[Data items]
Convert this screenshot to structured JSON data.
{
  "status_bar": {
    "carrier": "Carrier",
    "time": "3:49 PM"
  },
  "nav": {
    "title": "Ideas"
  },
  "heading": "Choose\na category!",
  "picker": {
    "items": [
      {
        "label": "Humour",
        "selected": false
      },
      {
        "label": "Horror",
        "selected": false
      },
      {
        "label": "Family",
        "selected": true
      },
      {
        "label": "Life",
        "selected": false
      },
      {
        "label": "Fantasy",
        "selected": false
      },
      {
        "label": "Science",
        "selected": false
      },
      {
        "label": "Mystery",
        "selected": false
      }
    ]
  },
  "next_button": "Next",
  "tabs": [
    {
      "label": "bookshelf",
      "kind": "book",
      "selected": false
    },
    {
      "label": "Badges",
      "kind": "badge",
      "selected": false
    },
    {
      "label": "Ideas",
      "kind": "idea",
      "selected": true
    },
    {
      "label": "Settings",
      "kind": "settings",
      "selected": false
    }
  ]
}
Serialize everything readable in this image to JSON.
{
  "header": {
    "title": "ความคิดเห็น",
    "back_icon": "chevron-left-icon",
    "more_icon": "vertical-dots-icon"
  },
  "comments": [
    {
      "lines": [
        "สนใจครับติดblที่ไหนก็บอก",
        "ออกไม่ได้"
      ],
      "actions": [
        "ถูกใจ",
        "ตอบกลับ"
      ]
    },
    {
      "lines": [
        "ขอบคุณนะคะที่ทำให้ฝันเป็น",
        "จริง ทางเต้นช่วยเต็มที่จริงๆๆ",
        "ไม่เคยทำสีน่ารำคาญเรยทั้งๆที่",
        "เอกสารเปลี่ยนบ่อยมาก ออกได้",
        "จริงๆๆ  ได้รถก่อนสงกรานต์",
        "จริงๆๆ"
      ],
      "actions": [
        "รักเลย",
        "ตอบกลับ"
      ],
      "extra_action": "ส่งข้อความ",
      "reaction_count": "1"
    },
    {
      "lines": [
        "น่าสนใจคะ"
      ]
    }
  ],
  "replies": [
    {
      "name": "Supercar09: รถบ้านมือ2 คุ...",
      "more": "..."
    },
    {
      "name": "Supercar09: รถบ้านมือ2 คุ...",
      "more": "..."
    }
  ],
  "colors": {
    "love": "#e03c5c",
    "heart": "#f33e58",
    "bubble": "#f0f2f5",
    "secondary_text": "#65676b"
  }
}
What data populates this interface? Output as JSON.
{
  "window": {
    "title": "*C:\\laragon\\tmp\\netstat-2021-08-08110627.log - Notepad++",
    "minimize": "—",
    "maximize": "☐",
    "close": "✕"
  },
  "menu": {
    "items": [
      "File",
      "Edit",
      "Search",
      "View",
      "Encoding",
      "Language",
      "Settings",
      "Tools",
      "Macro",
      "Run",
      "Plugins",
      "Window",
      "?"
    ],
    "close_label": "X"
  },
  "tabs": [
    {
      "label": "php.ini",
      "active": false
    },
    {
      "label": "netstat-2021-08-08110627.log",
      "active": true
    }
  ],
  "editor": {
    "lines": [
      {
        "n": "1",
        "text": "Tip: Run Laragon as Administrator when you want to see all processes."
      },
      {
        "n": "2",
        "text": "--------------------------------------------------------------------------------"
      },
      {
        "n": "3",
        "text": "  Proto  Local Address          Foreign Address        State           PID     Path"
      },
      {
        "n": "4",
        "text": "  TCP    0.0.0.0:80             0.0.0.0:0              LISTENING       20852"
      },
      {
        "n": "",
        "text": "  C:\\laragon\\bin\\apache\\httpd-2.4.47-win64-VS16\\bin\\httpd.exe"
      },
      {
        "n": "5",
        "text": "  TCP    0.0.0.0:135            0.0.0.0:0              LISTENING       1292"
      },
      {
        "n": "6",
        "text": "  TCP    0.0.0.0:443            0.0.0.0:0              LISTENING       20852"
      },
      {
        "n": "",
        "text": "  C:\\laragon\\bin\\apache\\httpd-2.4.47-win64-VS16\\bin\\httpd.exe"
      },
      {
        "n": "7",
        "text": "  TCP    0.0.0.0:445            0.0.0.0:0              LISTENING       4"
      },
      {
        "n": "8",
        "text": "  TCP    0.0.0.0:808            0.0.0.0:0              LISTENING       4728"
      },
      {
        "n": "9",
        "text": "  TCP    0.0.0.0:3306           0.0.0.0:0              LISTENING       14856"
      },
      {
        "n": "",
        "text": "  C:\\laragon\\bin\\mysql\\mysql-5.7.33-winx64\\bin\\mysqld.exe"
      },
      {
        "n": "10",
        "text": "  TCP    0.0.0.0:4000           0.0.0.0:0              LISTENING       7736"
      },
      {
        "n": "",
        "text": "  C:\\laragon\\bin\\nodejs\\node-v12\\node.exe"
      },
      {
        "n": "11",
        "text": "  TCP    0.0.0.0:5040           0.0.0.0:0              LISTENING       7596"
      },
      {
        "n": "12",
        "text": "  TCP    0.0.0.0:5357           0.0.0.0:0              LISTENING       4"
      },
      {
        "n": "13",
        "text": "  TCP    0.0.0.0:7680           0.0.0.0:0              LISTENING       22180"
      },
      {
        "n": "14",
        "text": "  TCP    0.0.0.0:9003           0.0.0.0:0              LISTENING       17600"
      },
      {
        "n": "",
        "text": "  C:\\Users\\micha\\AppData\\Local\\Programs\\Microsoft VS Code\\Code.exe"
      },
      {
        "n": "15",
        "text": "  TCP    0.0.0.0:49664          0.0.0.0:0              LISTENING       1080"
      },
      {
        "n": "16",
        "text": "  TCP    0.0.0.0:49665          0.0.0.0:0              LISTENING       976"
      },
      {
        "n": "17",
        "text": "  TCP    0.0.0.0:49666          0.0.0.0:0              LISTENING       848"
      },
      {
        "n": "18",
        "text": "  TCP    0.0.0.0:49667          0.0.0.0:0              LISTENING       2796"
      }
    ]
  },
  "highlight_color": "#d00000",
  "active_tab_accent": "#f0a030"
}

→ **What the task requires**
How many lines in the records hold the string "title"? Reply with the number alone.

→ **Correct answer**
3